----- RECORDS FOR THE TASK
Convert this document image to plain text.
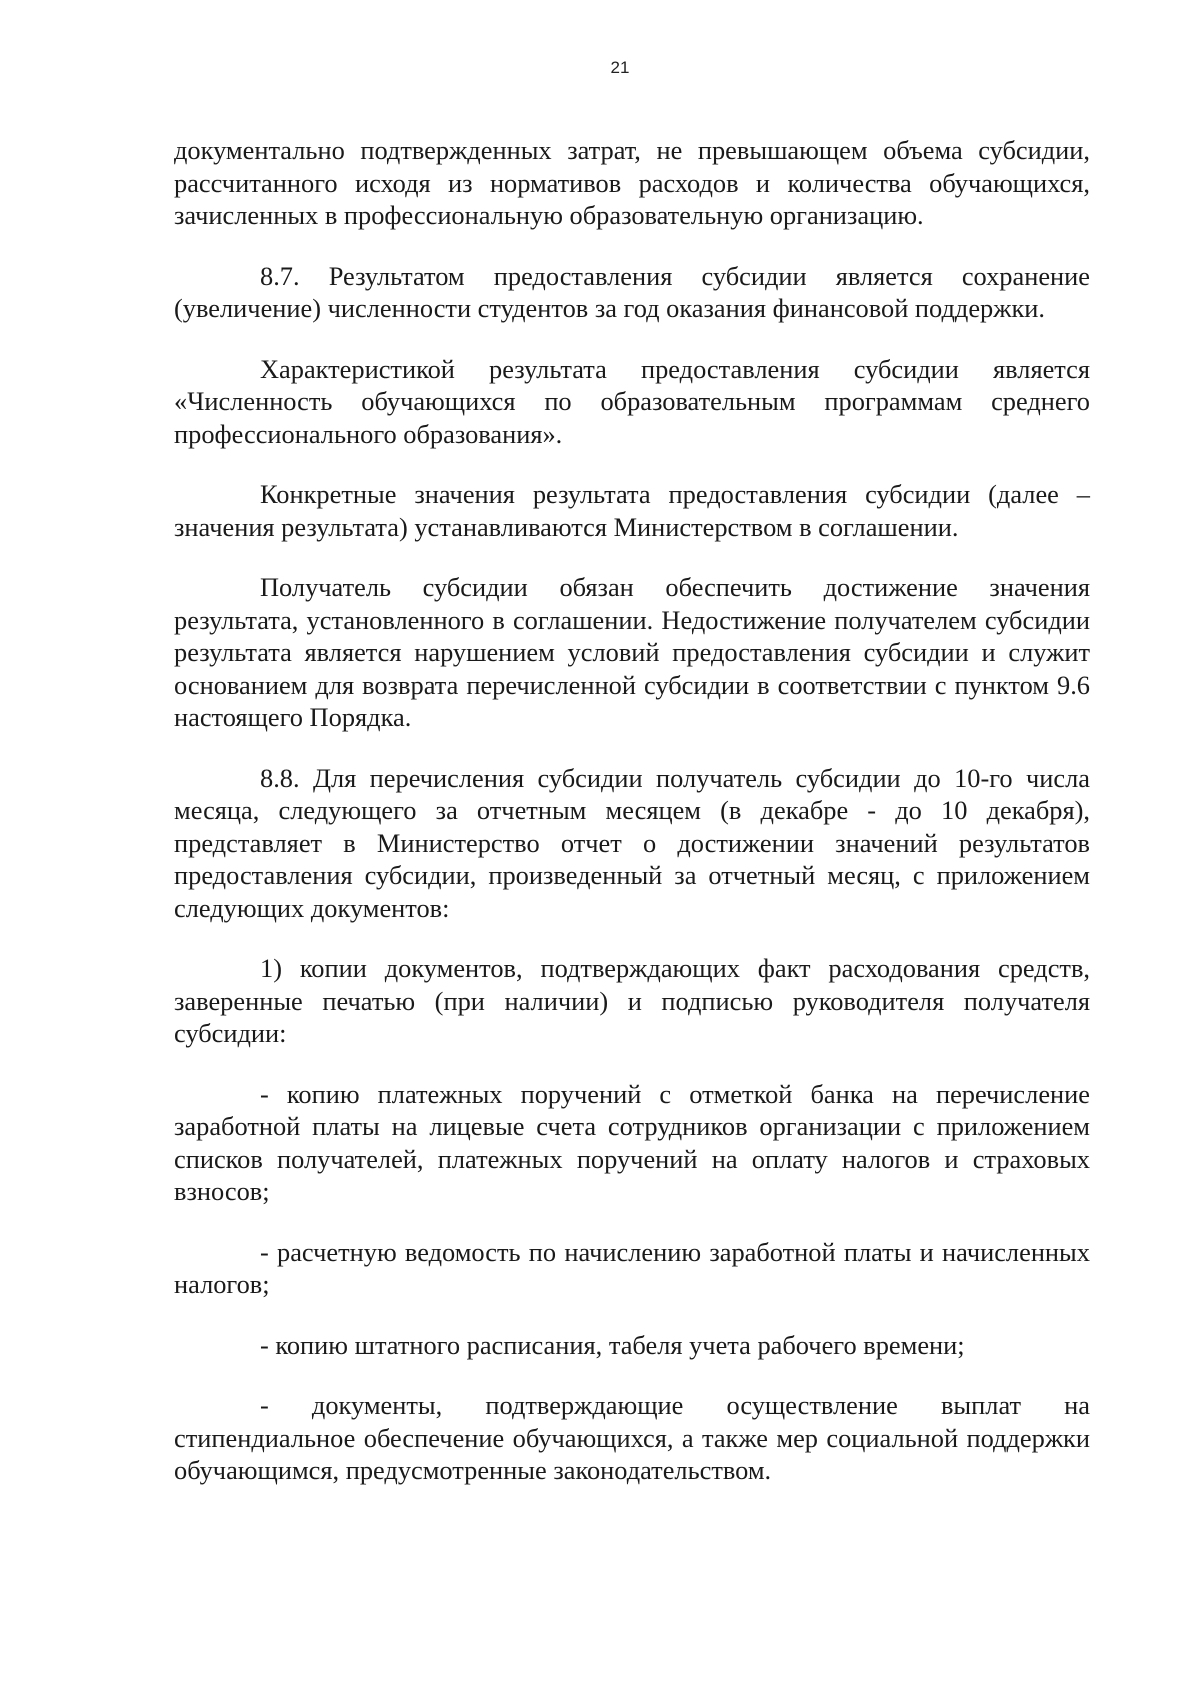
21

документально подтвержденных затрат, не превышающем объема субсидии, рассчитанного исходя из нормативов расходов и количества обучающихся, зачисленных в профессиональную образовательную организацию.

8.7. Результатом предоставления субсидии является сохранение (увеличение) численности студентов за год оказания финансовой поддержки.

Характеристикой результата предоставления субсидии является «Численность обучающихся по образовательным программам среднего профессионального образования».

Конкретные значения результата предоставления субсидии (далее – значения результата) устанавливаются Министерством в соглашении.

Получатель субсидии обязан обеспечить достижение значения результата, установленного в соглашении. Недостижение получателем субсидии результата является нарушением условий предоставления субсидии и служит основанием для возврата перечисленной субсидии в соответствии с пунктом 9.6 настоящего Порядка.

8.8. Для перечисления субсидии получатель субсидии до 10-го числа месяца, следующего за отчетным месяцем (в декабре - до 10 декабря), представляет в Министерство отчет о достижении значений результатов предоставления субсидии, произведенный за отчетный месяц, с приложением следующих документов:

1) копии документов, подтверждающих факт расходования средств, заверенные печатью (при наличии) и подписью руководителя получателя субсидии:

- копию платежных поручений с отметкой банка на перечисление заработной платы на лицевые счета сотрудников организации с приложением списков получателей, платежных поручений на оплату налогов и страховых взносов;

- расчетную ведомость по начислению заработной платы и начисленных налогов;

- копию штатного расписания, табеля учета рабочего времени;

- документы, подтверждающие осуществление выплат на стипендиальное обеспечение обучающихся, а также мер социальной поддержки обучающимся, предусмотренные законодательством.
----------
__THE EXERCISE__:
Reproduce all the entries that precede this task, word for word, minus any pictures.

__WRITTEN SOLUTION__:
Convert this document image to plain text.
21

документально подтвержденных затрат, не превышающем объема субсидии, рассчитанного исходя из нормативов расходов и количества обучающихся, зачисленных в профессиональную образовательную организацию.

8.7. Результатом предоставления субсидии является сохранение (увеличение) численности студентов за год оказания финансовой поддержки.

Характеристикой результата предоставления субсидии является «Численность обучающихся по образовательным программам среднего профессионального образования».

Конкретные значения результата предоставления субсидии (далее – значения результата) устанавливаются Министерством в соглашении.

Получатель субсидии обязан обеспечить достижение значения результата, установленного в соглашении. Недостижение получателем субсидии результата является нарушением условий предоставления субсидии и служит основанием для возврата перечисленной субсидии в соответствии с пунктом 9.6 настоящего Порядка.

8.8. Для перечисления субсидии получатель субсидии до 10-го числа месяца, следующего за отчетным месяцем (в декабре - до 10 декабря), представляет в Министерство отчет о достижении значений результатов предоставления субсидии, произведенный за отчетный месяц, с приложением следующих документов:

1) копии документов, подтверждающих факт расходования средств, заверенные печатью (при наличии) и подписью руководителя получателя субсидии:

- копию платежных поручений с отметкой банка на перечисление заработной платы на лицевые счета сотрудников организации с приложением списков получателей, платежных поручений на оплату налогов и страховых взносов;

- расчетную ведомость по начислению заработной платы и начисленных налогов;

- копию штатного расписания, табеля учета рабочего времени;

- документы, подтверждающие осуществление выплат на стипендиальное обеспечение обучающихся, а также мер социальной поддержки обучающимся, предусмотренные законодательством.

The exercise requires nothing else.